▸ **WHAT IS ASKED**
1. Answer these questions using the forum thread about the smoking Briggs V-twin engine.
(a) After the first round of maintenance, for about how long did the engine run fine before it began smoking again?
(b) What cause does Bill Kapaun guess?
(c) In the last post, what does markfnc say he redid?
2. From the forum thread about the smoking Briggs V-twin engine, reproduce the passage that begins at the words "You can then" and ends after the words "the push rods.".

EXTRACT TO READ start

# 2003 DLT 3000 Briggs v twin



## markfnc (Sep 16, 2003)

Motor is struggling. Smoking white real bad. Changed oil filter, oil, spark plugs, air filters, gas filter. 300 + hours on it. Cleaned out carb. 

Ran fine for about 40 minutes, then started smoking real bad again. 

Any ideas?


----------



## dozer966 (Dec 30, 2014)

Did you do a compression test. If compression is low it could burn oil. White smoke usually means raw fuel or antifreeze, but I think your engine is air cooled. A compression test wouldn't be a bad idea but I'm not saying that is it. What does the smoke smell like in your opinions. Some one can jump in but maybe burnt valve or valve adjustment. you were also saying that the first half hour or so it's OK and then smokes, try doing a compression test cold and then an other when it starts smoking and compare results.

Good luck


----------



## Bill Kapaun (May 8, 2007)

I'd guess head gasket.
You could isolate the cylinder by disconnecting & grounding one spark plug lead at a time.
You can then remove the valve cover on the "bad" cylinder.
Have a rag handy.
Start engine and (quickly) look for "vapor" blowing out of the cylinder sealing area.
They usually fail next to the push rods.


----------



## markfnc (Sep 16, 2003)

Redid carb, solenoid. seems ok now.


----------

EXTRACT TO READ end
PROVIDED INFORMATION start

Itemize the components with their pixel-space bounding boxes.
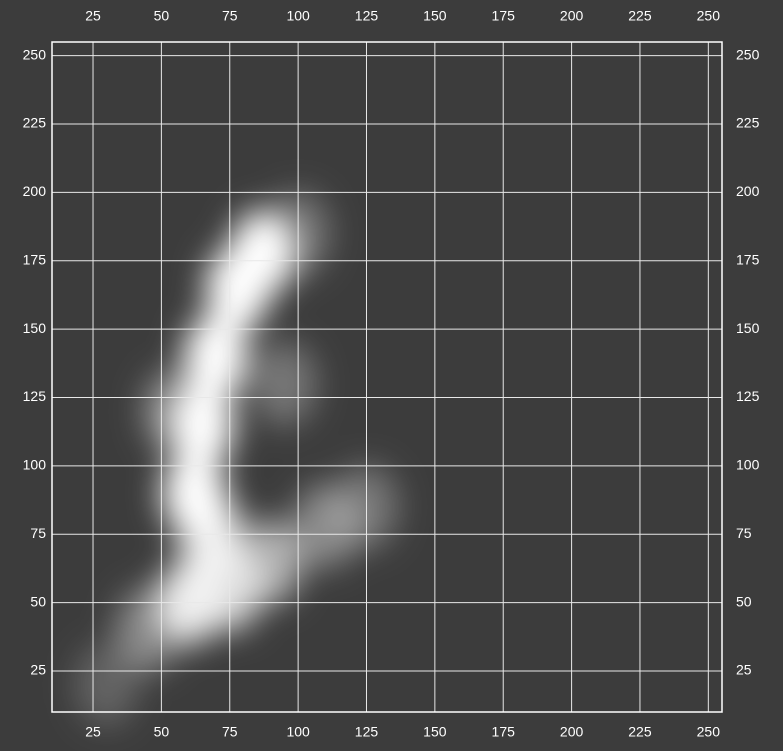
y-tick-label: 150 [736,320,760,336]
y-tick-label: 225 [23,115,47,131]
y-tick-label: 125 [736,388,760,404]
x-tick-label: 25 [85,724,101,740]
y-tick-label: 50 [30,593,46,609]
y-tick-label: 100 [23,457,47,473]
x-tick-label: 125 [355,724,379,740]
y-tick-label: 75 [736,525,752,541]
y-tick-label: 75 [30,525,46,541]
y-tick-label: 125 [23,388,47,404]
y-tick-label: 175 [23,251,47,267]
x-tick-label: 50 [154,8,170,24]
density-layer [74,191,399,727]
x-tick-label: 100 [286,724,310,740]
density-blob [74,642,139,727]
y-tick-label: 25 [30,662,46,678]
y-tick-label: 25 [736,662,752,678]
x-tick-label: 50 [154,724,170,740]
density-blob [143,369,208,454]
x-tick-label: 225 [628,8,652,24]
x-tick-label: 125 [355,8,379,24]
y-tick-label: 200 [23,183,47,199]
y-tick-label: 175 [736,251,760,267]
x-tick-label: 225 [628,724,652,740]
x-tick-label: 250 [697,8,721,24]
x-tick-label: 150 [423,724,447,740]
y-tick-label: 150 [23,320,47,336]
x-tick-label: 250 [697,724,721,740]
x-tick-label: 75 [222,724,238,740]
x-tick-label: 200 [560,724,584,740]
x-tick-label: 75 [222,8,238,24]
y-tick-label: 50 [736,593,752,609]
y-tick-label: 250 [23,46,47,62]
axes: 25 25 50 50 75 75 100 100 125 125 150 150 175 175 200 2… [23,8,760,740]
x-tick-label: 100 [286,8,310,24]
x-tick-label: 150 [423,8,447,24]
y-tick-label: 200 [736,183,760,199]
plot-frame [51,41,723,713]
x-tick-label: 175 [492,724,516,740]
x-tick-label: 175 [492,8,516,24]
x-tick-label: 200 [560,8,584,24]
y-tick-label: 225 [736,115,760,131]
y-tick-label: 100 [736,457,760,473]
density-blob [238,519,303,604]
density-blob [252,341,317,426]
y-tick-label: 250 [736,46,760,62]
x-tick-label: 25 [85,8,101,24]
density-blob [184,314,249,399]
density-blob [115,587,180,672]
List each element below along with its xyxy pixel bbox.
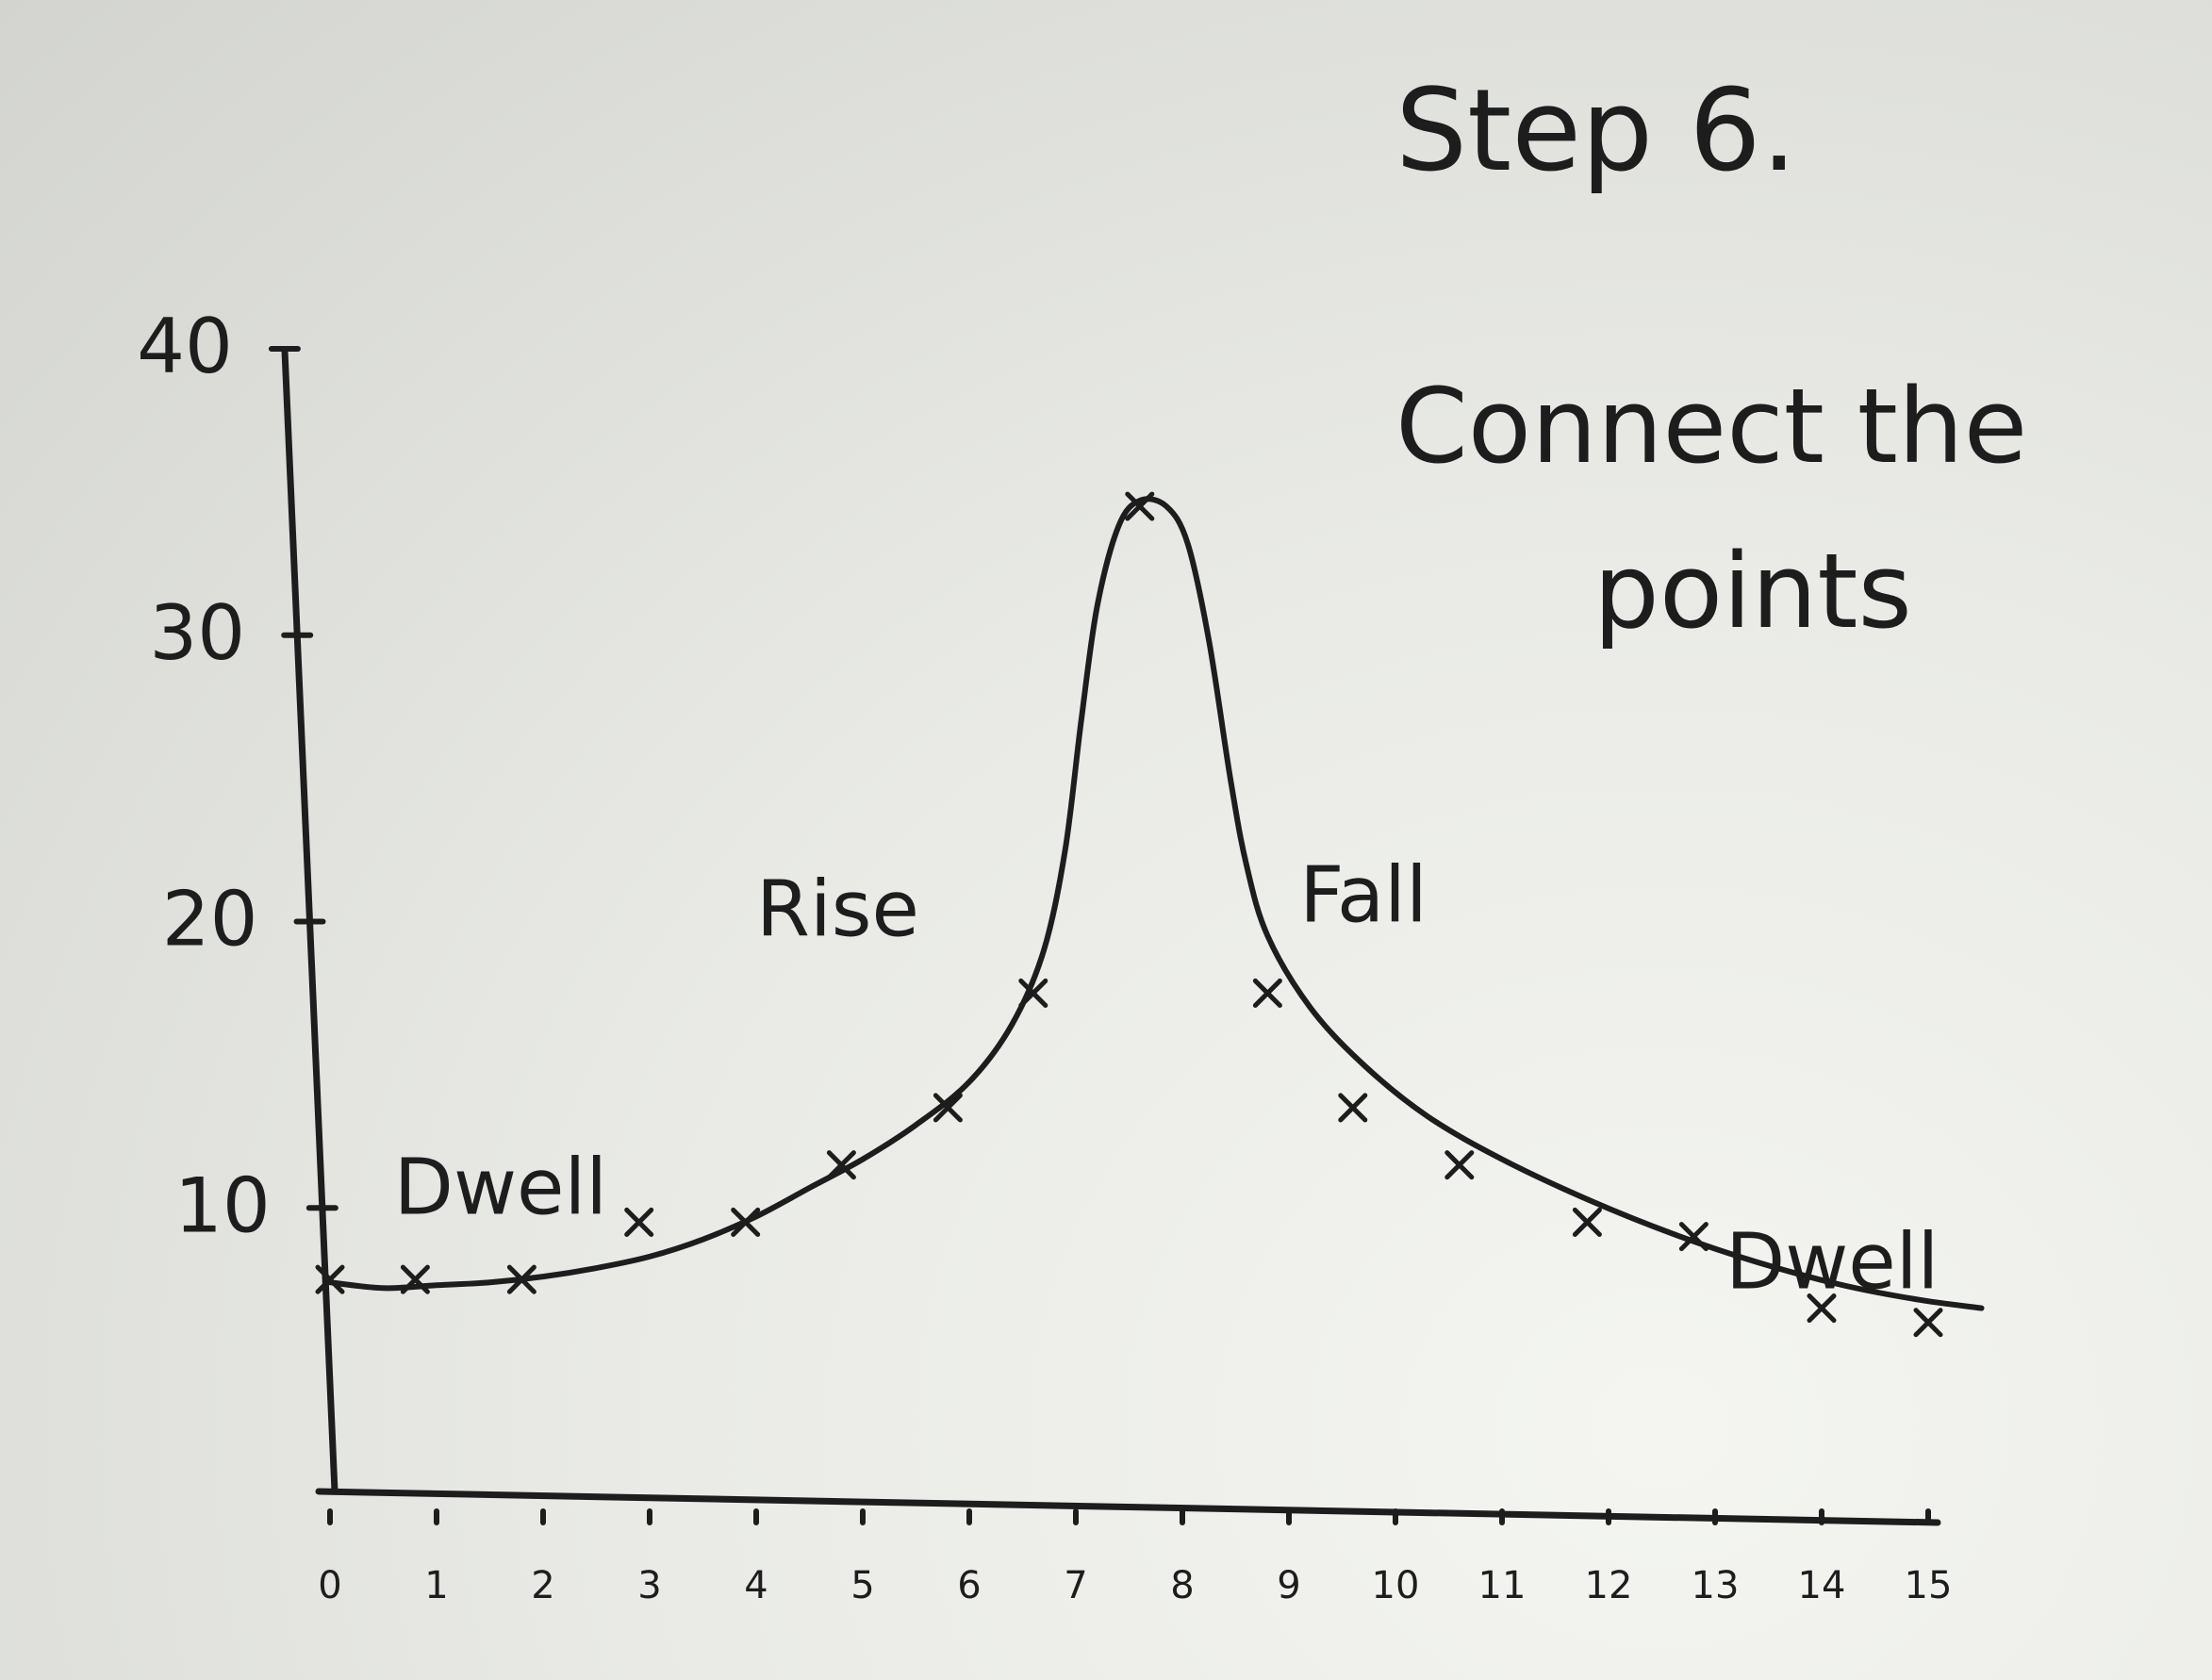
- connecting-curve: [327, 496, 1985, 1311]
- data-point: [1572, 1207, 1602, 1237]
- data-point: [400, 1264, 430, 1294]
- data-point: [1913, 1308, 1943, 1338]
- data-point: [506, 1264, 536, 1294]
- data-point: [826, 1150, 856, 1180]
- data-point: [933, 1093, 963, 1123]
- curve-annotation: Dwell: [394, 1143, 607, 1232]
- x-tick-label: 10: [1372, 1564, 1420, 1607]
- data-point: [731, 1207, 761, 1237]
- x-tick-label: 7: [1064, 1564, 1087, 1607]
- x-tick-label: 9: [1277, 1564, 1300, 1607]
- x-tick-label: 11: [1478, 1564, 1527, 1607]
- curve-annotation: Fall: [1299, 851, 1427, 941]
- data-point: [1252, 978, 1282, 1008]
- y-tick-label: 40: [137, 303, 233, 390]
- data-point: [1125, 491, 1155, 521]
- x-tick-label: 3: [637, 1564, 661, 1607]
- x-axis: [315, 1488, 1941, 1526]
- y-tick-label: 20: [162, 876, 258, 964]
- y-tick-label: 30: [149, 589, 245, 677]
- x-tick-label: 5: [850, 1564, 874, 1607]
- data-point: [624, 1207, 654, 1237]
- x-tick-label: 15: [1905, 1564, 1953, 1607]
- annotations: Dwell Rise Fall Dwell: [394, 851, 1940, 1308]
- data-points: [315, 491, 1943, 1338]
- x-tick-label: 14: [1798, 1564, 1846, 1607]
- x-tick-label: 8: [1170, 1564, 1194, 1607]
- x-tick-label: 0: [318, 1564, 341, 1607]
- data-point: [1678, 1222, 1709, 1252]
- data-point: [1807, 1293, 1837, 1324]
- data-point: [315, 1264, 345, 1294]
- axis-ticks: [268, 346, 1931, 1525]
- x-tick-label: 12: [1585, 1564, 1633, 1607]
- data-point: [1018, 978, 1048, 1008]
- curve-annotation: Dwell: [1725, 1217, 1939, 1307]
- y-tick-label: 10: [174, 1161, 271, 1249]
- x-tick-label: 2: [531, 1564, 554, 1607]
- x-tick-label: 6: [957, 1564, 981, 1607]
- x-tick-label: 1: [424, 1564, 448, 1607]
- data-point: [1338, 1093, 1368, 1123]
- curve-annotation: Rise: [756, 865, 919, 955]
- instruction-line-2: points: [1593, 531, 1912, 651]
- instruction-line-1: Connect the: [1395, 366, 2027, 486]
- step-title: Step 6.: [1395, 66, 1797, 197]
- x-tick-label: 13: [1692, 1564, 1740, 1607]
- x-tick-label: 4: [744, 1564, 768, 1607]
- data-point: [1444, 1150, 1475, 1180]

PROVIDED INFORMATION end

▸ **TASK RESULTS**
1.
(a) About 40 minutes.
(b) The head gasket.
(c) The carb and the solenoid.

2.
You can then remove the valve cover on the "bad" cylinder.
Have a rag handy.
Start engine and (quickly) look for "vapor" blowing out of the cylinder sealing area.
They usually fail next to the push rods.